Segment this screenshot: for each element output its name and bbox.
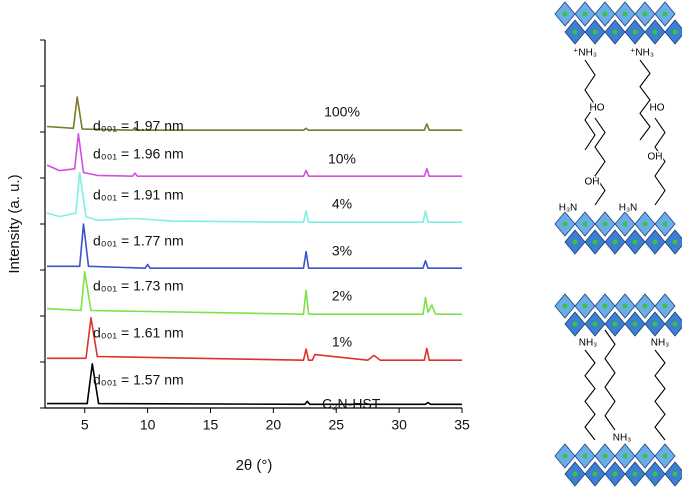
cation (652, 29, 658, 35)
cation (602, 221, 608, 227)
cation (672, 29, 678, 35)
chem-label: OH (585, 177, 600, 188)
chem-label: ⁺NH₃ (630, 48, 654, 59)
xrd-curve (46, 171, 462, 223)
cation (602, 303, 608, 309)
cation (562, 221, 568, 227)
chain (639, 59, 651, 141)
cation (642, 453, 648, 459)
cation (612, 239, 618, 245)
xrd-curve (47, 363, 462, 406)
cation (592, 239, 598, 245)
cation (612, 321, 618, 327)
series-label: 1% (332, 334, 352, 350)
cation (662, 453, 668, 459)
chain (654, 117, 666, 206)
chem-label: H₃N (619, 203, 638, 214)
chem-label: OH (648, 152, 663, 163)
d-spacing-label: d₀₀₁ = 1.91 nm (93, 187, 184, 203)
series-label: 2% (332, 288, 352, 304)
cation (602, 453, 608, 459)
xrd-curve (46, 133, 462, 177)
cation (672, 239, 678, 245)
d-spacing-label: d₀₀₁ = 1.73 nm (93, 278, 184, 294)
d-spacing-label: d₀₀₁ = 1.97 nm (93, 118, 184, 134)
series-label: C₂N-HST (322, 396, 381, 412)
xrd-curve (46, 96, 462, 131)
cation (582, 303, 588, 309)
chem-label: NH₃ (651, 338, 670, 349)
series-label: 4% (332, 196, 352, 212)
cation (632, 471, 638, 477)
cation (572, 29, 578, 35)
cation (662, 221, 668, 227)
cation (622, 453, 628, 459)
d-spacing-label: d₀₀₁ = 1.57 nm (93, 372, 184, 388)
chain (594, 117, 606, 206)
cation (572, 321, 578, 327)
cation (612, 29, 618, 35)
d-spacing-label: d₀₀₁ = 1.77 nm (93, 233, 184, 249)
x-tick-label: 25 (328, 417, 344, 433)
d-spacing-label: d₀₀₁ = 1.61 nm (93, 325, 184, 341)
chem-label: ⁺NH₃ (573, 48, 597, 59)
cation (562, 453, 568, 459)
cation (632, 321, 638, 327)
cation (592, 471, 598, 477)
cation (622, 11, 628, 17)
cation (622, 303, 628, 309)
cation (582, 221, 588, 227)
cation (602, 11, 608, 17)
x-axis-label: 2θ (°) (236, 457, 273, 474)
series-label: 100% (324, 104, 360, 120)
xrd-curve (47, 317, 462, 361)
chain (584, 349, 596, 441)
xrd-curve (46, 271, 462, 315)
x-tick-label: 30 (391, 417, 407, 433)
cation (582, 453, 588, 459)
cation (622, 221, 628, 227)
series-label: 3% (332, 243, 352, 259)
cation (652, 471, 658, 477)
chem-label: HO (590, 103, 605, 114)
chem-label: HO (650, 103, 665, 114)
d-spacing-label: d₀₀₁ = 1.96 nm (93, 146, 184, 162)
chem-label: H₃N (559, 203, 578, 214)
cation (672, 471, 678, 477)
chem-label: NH₃ (579, 338, 598, 349)
cation (662, 303, 668, 309)
x-tick-label: 20 (266, 417, 282, 433)
x-tick-label: 5 (81, 417, 89, 433)
x-tick-label: 35 (454, 417, 470, 433)
chain (654, 349, 666, 441)
chain (604, 329, 616, 431)
cation (652, 239, 658, 245)
cation (612, 471, 618, 477)
y-axis-label: Intensity (a. u.) (6, 174, 23, 273)
cation (572, 471, 578, 477)
cation (632, 239, 638, 245)
cation (562, 303, 568, 309)
chem-label: NH₃ (613, 433, 632, 444)
series-label: 10% (328, 151, 356, 167)
cation (642, 303, 648, 309)
cation (582, 11, 588, 17)
cation (672, 321, 678, 327)
cation (592, 321, 598, 327)
chain (584, 59, 596, 151)
x-tick-label: 10 (140, 417, 156, 433)
cation (632, 29, 638, 35)
cation (572, 239, 578, 245)
x-tick-label: 15 (203, 417, 219, 433)
cation (652, 321, 658, 327)
cation (642, 221, 648, 227)
xrd-curve (47, 223, 462, 269)
cation (562, 11, 568, 17)
cation (662, 11, 668, 17)
cation (642, 11, 648, 17)
cation (592, 29, 598, 35)
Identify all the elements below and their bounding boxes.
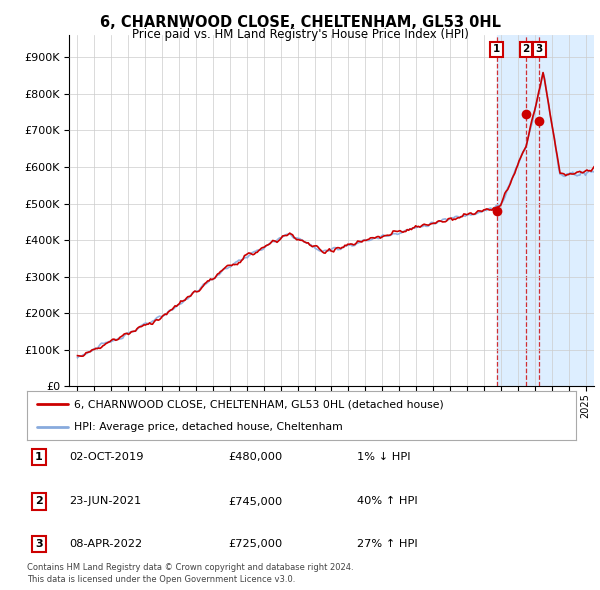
Text: 2: 2 (522, 44, 529, 54)
Text: 23-JUN-2021: 23-JUN-2021 (69, 497, 141, 506)
Text: £480,000: £480,000 (228, 453, 282, 462)
Text: 1: 1 (493, 44, 500, 54)
Text: Price paid vs. HM Land Registry's House Price Index (HPI): Price paid vs. HM Land Registry's House … (131, 28, 469, 41)
Text: 02-OCT-2019: 02-OCT-2019 (69, 453, 143, 462)
Text: 3: 3 (536, 44, 543, 54)
Text: 27% ↑ HPI: 27% ↑ HPI (357, 539, 418, 549)
Bar (497, 35, 594, 386)
Text: 1: 1 (35, 453, 43, 462)
Text: Contains HM Land Registry data © Crown copyright and database right 2024.
This d: Contains HM Land Registry data © Crown c… (27, 563, 353, 584)
Text: 2: 2 (35, 497, 43, 506)
Text: 40% ↑ HPI: 40% ↑ HPI (357, 497, 418, 506)
Text: 1% ↓ HPI: 1% ↓ HPI (357, 453, 410, 462)
Text: 6, CHARNWOOD CLOSE, CHELTENHAM, GL53 0HL: 6, CHARNWOOD CLOSE, CHELTENHAM, GL53 0HL (100, 15, 500, 30)
Text: 3: 3 (35, 539, 43, 549)
Text: £725,000: £725,000 (228, 539, 282, 549)
Text: 6, CHARNWOOD CLOSE, CHELTENHAM, GL53 0HL (detached house): 6, CHARNWOOD CLOSE, CHELTENHAM, GL53 0HL… (74, 399, 443, 409)
Text: HPI: Average price, detached house, Cheltenham: HPI: Average price, detached house, Chel… (74, 422, 343, 432)
Text: 08-APR-2022: 08-APR-2022 (69, 539, 142, 549)
Text: £745,000: £745,000 (228, 497, 282, 506)
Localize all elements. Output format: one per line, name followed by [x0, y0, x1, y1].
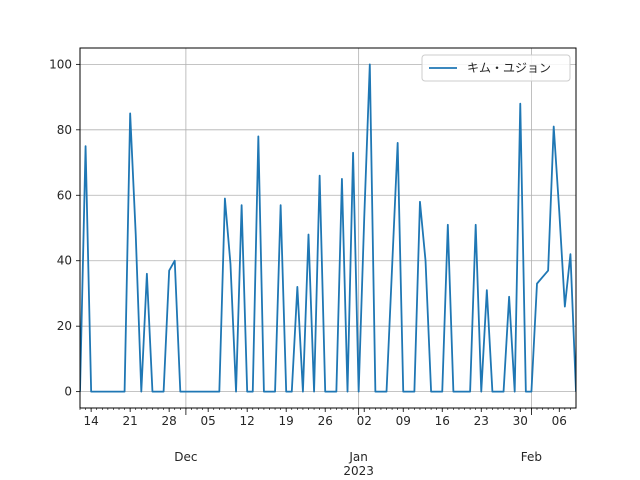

■ TASK DIRECTIONS
Reproduce all of the data above verbatim, line by line, omitting the pictures.

■ FULL RESPONSE
Segment this screenshot: for each element output its name and bbox.
cation (652, 29, 658, 35)
cation (602, 221, 608, 227)
cation (672, 29, 678, 35)
chem-label: OH (585, 177, 600, 188)
chem-label: ⁺NH₃ (630, 48, 654, 59)
xrd-curve (46, 171, 462, 223)
cation (602, 303, 608, 309)
cation (562, 221, 568, 227)
chain (639, 59, 651, 141)
cation (642, 453, 648, 459)
cation (612, 239, 618, 245)
xrd-curve (47, 363, 462, 406)
cation (592, 239, 598, 245)
cation (612, 321, 618, 327)
series-label: 1% (332, 334, 352, 350)
cation (662, 453, 668, 459)
chain (654, 117, 666, 206)
chem-label: H₃N (619, 203, 638, 214)
chem-label: OH (648, 152, 663, 163)
d-spacing-label: d₀₀₁ = 1.91 nm (93, 187, 184, 203)
series-label: 2% (332, 288, 352, 304)
cation (602, 453, 608, 459)
xrd-curve (46, 133, 462, 177)
cation (672, 239, 678, 245)
d-spacing-label: d₀₀₁ = 1.73 nm (93, 278, 184, 294)
d-spacing-label: d₀₀₁ = 1.97 nm (93, 118, 184, 134)
series-label: C₂N-HST (322, 396, 381, 412)
xrd-curve (46, 96, 462, 131)
cation (582, 303, 588, 309)
chem-label: NH₃ (651, 338, 670, 349)
series-label: 4% (332, 196, 352, 212)
cation (632, 471, 638, 477)
cation (572, 29, 578, 35)
cation (662, 221, 668, 227)
cation (622, 453, 628, 459)
d-spacing-label: d₀₀₁ = 1.57 nm (93, 372, 184, 388)
chain (594, 117, 606, 206)
cation (572, 321, 578, 327)
cation (612, 29, 618, 35)
d-spacing-label: d₀₀₁ = 1.77 nm (93, 233, 184, 249)
x-tick-label: 25 (328, 417, 344, 433)
d-spacing-label: d₀₀₁ = 1.61 nm (93, 325, 184, 341)
chem-label: ⁺NH₃ (573, 48, 597, 59)
cation (562, 453, 568, 459)
cation (632, 321, 638, 327)
cation (592, 471, 598, 477)
cation (622, 11, 628, 17)
cation (622, 303, 628, 309)
cation (582, 221, 588, 227)
cation (602, 11, 608, 17)
x-axis-label: 2θ (°) (236, 457, 273, 474)
series-label: 100% (324, 104, 360, 120)
xrd-curve (47, 317, 462, 361)
chain (584, 349, 596, 441)
xrd-curve (46, 271, 462, 315)
x-tick-label: 30 (391, 417, 407, 433)
cation (582, 453, 588, 459)
cation (622, 221, 628, 227)
series-label: 3% (332, 243, 352, 259)
cation (652, 471, 658, 477)
chem-label: HO (590, 103, 605, 114)
chem-label: HO (650, 103, 665, 114)
d-spacing-label: d₀₀₁ = 1.96 nm (93, 146, 184, 162)
chem-label: H₃N (559, 203, 578, 214)
cation (672, 471, 678, 477)
chem-label: NH₃ (579, 338, 598, 349)
cation (662, 303, 668, 309)
x-tick-label: 20 (266, 417, 282, 433)
x-tick-label: 5 (81, 417, 89, 433)
x-tick-label: 35 (454, 417, 470, 433)
chain (654, 349, 666, 441)
chain (604, 329, 616, 431)
cation (652, 239, 658, 245)
cation (612, 471, 618, 477)
y-axis-label: Intensity (a. u.) (6, 174, 23, 273)
cation (572, 471, 578, 477)
cation (632, 239, 638, 245)
cation (562, 303, 568, 309)
chem-label: NH₃ (613, 433, 632, 444)
series-label: 10% (328, 151, 356, 167)
cation (642, 303, 648, 309)
cation (582, 11, 588, 17)
cation (672, 321, 678, 327)
cation (592, 321, 598, 327)
chain (584, 59, 596, 151)
x-tick-label: 10 (140, 417, 156, 433)
cation (632, 29, 638, 35)
cation (572, 239, 578, 245)
x-tick-label: 15 (203, 417, 219, 433)
cation (652, 321, 658, 327)
cation (642, 221, 648, 227)
xrd-curve (47, 223, 462, 269)
cation (562, 11, 568, 17)
cation (662, 11, 668, 17)
cation (642, 11, 648, 17)
cation (592, 29, 598, 35)
Identify all the elements below and their bounding boxes.
Text: 2: 2 (522, 44, 529, 54)
Text: 23-JUN-2021: 23-JUN-2021 (69, 497, 141, 506)
Text: £480,000: £480,000 (228, 453, 282, 462)
Text: 1: 1 (493, 44, 500, 54)
Text: Price paid vs. HM Land Registry's House Price Index (HPI): Price paid vs. HM Land Registry's House … (131, 28, 469, 41)
Text: 02-OCT-2019: 02-OCT-2019 (69, 453, 143, 462)
Text: 3: 3 (536, 44, 543, 54)
Text: 27% ↑ HPI: 27% ↑ HPI (357, 539, 418, 549)
Bar (497, 35, 594, 386)
Text: 1: 1 (35, 453, 43, 462)
Text: Contains HM Land Registry data © Crown copyright and database right 2024.
This d: Contains HM Land Registry data © Crown c… (27, 563, 353, 584)
Text: 2: 2 (35, 497, 43, 506)
Text: 40% ↑ HPI: 40% ↑ HPI (357, 497, 418, 506)
Text: 1% ↓ HPI: 1% ↓ HPI (357, 453, 410, 462)
Text: 6, CHARNWOOD CLOSE, CHELTENHAM, GL53 0HL: 6, CHARNWOOD CLOSE, CHELTENHAM, GL53 0HL (100, 15, 500, 30)
Text: 3: 3 (35, 539, 43, 549)
Text: £725,000: £725,000 (228, 539, 282, 549)
Text: 6, CHARNWOOD CLOSE, CHELTENHAM, GL53 0HL (detached house): 6, CHARNWOOD CLOSE, CHELTENHAM, GL53 0HL… (74, 399, 443, 409)
Text: HPI: Average price, detached house, Cheltenham: HPI: Average price, detached house, Chel… (74, 422, 343, 432)
Text: 08-APR-2022: 08-APR-2022 (69, 539, 142, 549)
Text: £745,000: £745,000 (228, 497, 282, 506)
Localize all elements. Output format: one per line, name followed by [x0, y0, x1, y1].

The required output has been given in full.